_Records to process_:
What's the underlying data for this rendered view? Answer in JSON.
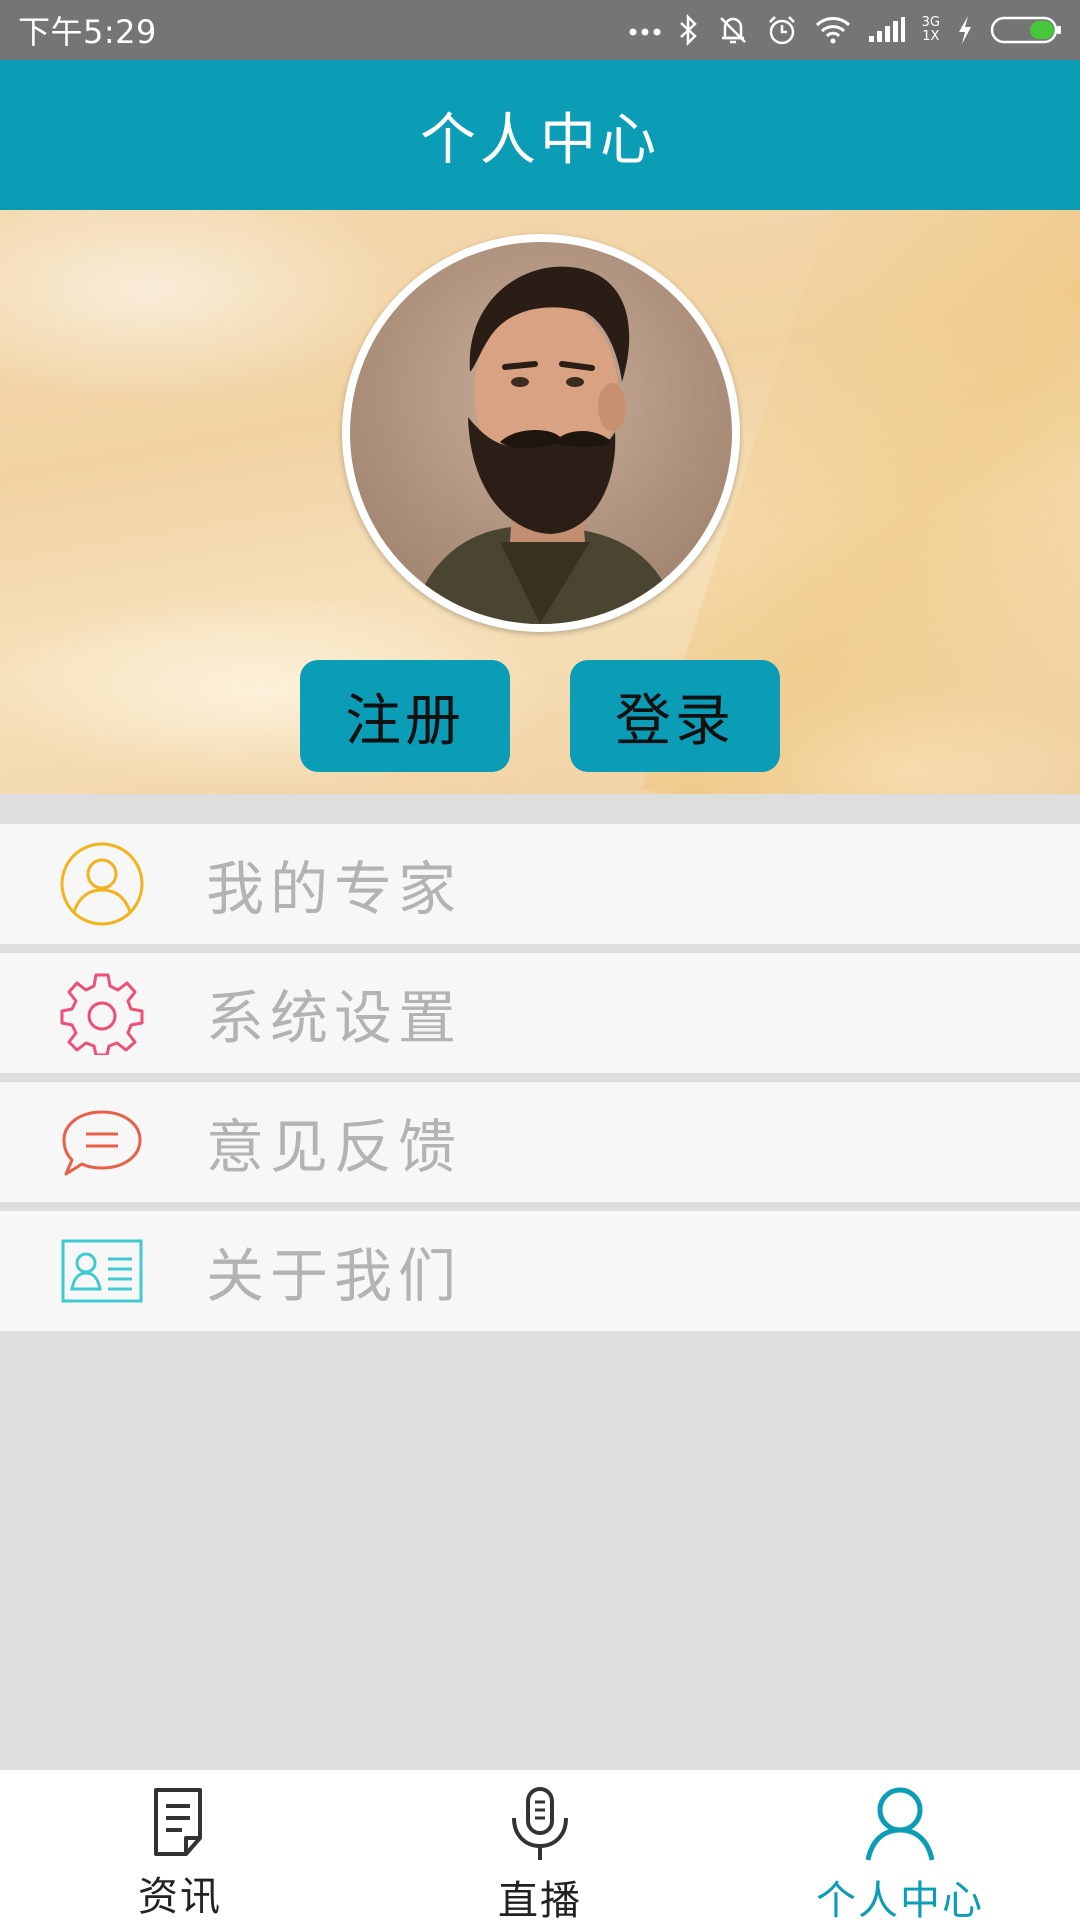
{
  "status_bar": {
    "time": "下午5:29",
    "network_top": "3G",
    "network_bottom": "1X"
  },
  "header": {
    "title": "个人中心"
  },
  "profile": {
    "register_label": "注册",
    "login_label": "登录"
  },
  "menu": {
    "items": [
      {
        "label": "我的专家",
        "icon": "expert-user-icon",
        "color": "#f2b31e"
      },
      {
        "label": "系统设置",
        "icon": "gear-icon",
        "color": "#ef4f73"
      },
      {
        "label": "意见反馈",
        "icon": "feedback-chat-icon",
        "color": "#e8604a"
      },
      {
        "label": "关于我们",
        "icon": "about-id-card-icon",
        "color": "#3fcad0"
      }
    ]
  },
  "bottom_nav": {
    "items": [
      {
        "label": "资讯",
        "icon": "news-document-icon"
      },
      {
        "label": "直播",
        "icon": "microphone-icon"
      },
      {
        "label": "个人中心",
        "icon": "profile-user-icon",
        "active": true
      }
    ]
  },
  "colors": {
    "primary": "#0b9db6",
    "status_bar": "#757575",
    "menu_text": "#b3b3b3",
    "battery": "#47c73a"
  }
}
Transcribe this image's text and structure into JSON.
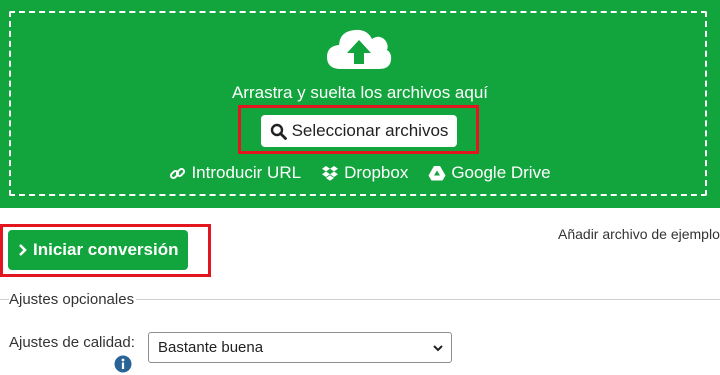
{
  "upload": {
    "drop_text": "Arrastra y suelta los archivos aquí",
    "select_button": "Seleccionar archivos",
    "icon": "cloud-upload-icon",
    "background_color": "#12a53e",
    "sources": [
      {
        "label": "Introducir URL",
        "icon": "link-icon"
      },
      {
        "label": "Dropbox",
        "icon": "dropbox-icon"
      },
      {
        "label": "Google Drive",
        "icon": "google-drive-icon"
      }
    ]
  },
  "actions": {
    "start_button": "Iniciar conversión",
    "sample_link": "Añadir archivo de ejemplo"
  },
  "options": {
    "legend": "Ajustes opcionales",
    "quality_label": "Ajustes de calidad:",
    "quality_value": "Bastante buena"
  },
  "highlight_color": "#e3161f"
}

_Work to be completed_: All of the lines above should be retyped precisely, apart from the pictures.

_Response to this exercise_:
What's the underlying data for this rendered view? Answer in JSON.
{
  "status_bar": {
    "time": "下午5:29",
    "network_top": "3G",
    "network_bottom": "1X"
  },
  "header": {
    "title": "个人中心"
  },
  "profile": {
    "register_label": "注册",
    "login_label": "登录"
  },
  "menu": {
    "items": [
      {
        "label": "我的专家",
        "icon": "expert-user-icon",
        "color": "#f2b31e"
      },
      {
        "label": "系统设置",
        "icon": "gear-icon",
        "color": "#ef4f73"
      },
      {
        "label": "意见反馈",
        "icon": "feedback-chat-icon",
        "color": "#e8604a"
      },
      {
        "label": "关于我们",
        "icon": "about-id-card-icon",
        "color": "#3fcad0"
      }
    ]
  },
  "bottom_nav": {
    "items": [
      {
        "label": "资讯",
        "icon": "news-document-icon"
      },
      {
        "label": "直播",
        "icon": "microphone-icon"
      },
      {
        "label": "个人中心",
        "icon": "profile-user-icon",
        "active": true
      }
    ]
  },
  "colors": {
    "primary": "#0b9db6",
    "status_bar": "#757575",
    "menu_text": "#b3b3b3",
    "battery": "#47c73a"
  }
}
Transcribe this image's text and structure into JSON.
{
  "upload": {
    "drop_text": "Arrastra y suelta los archivos aquí",
    "select_button": "Seleccionar archivos",
    "icon": "cloud-upload-icon",
    "background_color": "#12a53e",
    "sources": [
      {
        "label": "Introducir URL",
        "icon": "link-icon"
      },
      {
        "label": "Dropbox",
        "icon": "dropbox-icon"
      },
      {
        "label": "Google Drive",
        "icon": "google-drive-icon"
      }
    ]
  },
  "actions": {
    "start_button": "Iniciar conversión",
    "sample_link": "Añadir archivo de ejemplo"
  },
  "options": {
    "legend": "Ajustes opcionales",
    "quality_label": "Ajustes de calidad:",
    "quality_value": "Bastante buena"
  },
  "highlight_color": "#e3161f"
}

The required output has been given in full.